WHAT YOU SHOULD DO: Extract the entries in their exact form.

(Data entries for graphics)
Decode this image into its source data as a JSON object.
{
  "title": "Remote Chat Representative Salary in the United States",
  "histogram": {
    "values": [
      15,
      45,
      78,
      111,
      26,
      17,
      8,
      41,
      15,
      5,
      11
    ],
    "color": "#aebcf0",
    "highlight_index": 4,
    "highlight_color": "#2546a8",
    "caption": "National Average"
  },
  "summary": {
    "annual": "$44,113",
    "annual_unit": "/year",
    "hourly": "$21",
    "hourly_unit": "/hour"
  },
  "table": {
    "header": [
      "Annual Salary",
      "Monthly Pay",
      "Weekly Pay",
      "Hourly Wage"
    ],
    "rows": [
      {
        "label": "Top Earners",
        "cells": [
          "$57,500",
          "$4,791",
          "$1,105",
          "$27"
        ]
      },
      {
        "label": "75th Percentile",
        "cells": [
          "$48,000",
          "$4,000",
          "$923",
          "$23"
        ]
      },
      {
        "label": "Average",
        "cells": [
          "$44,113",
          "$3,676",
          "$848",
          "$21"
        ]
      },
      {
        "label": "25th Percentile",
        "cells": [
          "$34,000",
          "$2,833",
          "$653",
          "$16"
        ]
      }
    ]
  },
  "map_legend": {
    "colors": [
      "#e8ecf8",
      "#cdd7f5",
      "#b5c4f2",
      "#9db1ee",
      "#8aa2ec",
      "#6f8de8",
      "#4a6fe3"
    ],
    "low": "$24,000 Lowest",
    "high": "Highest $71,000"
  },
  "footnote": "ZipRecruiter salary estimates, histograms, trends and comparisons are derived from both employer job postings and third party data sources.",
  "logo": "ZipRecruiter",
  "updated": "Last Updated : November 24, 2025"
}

THE COMPLETED TASK:
Decode this image into its source data as a JSON object.
{
  "title": "Remote Chat Representative Salary in the United States",
  "histogram": {
    "values": [
      15,
      45,
      78,
      111,
      26,
      17,
      8,
      41,
      15,
      5,
      11
    ],
    "color": "#aebcf0",
    "highlight_index": 4,
    "highlight_color": "#2546a8",
    "caption": "National Average"
  },
  "summary": {
    "annual": "$44,113",
    "annual_unit": "/year",
    "hourly": "$21",
    "hourly_unit": "/hour"
  },
  "table": {
    "header": [
      "Annual Salary",
      "Monthly Pay",
      "Weekly Pay",
      "Hourly Wage"
    ],
    "rows": [
      {
        "label": "Top Earners",
        "cells": [
          "$57,500",
          "$4,791",
          "$1,105",
          "$27"
        ]
      },
      {
        "label": "75th Percentile",
        "cells": [
          "$48,000",
          "$4,000",
          "$923",
          "$23"
        ]
      },
      {
        "label": "Average",
        "cells": [
          "$44,113",
          "$3,676",
          "$848",
          "$21"
        ]
      },
      {
        "label": "25th Percentile",
        "cells": [
          "$34,000",
          "$2,833",
          "$653",
          "$16"
        ]
      }
    ]
  },
  "map_legend": {
    "colors": [
      "#e8ecf8",
      "#cdd7f5",
      "#b5c4f2",
      "#9db1ee",
      "#8aa2ec",
      "#6f8de8",
      "#4a6fe3"
    ],
    "low": "$24,000 Lowest",
    "high": "Highest $71,000"
  },
  "footnote": "ZipRecruiter salary estimates, histograms, trends and comparisons are derived from both employer job postings and third party data sources.",
  "logo": "ZipRecruiter",
  "updated": "Last Updated : November 24, 2025"
}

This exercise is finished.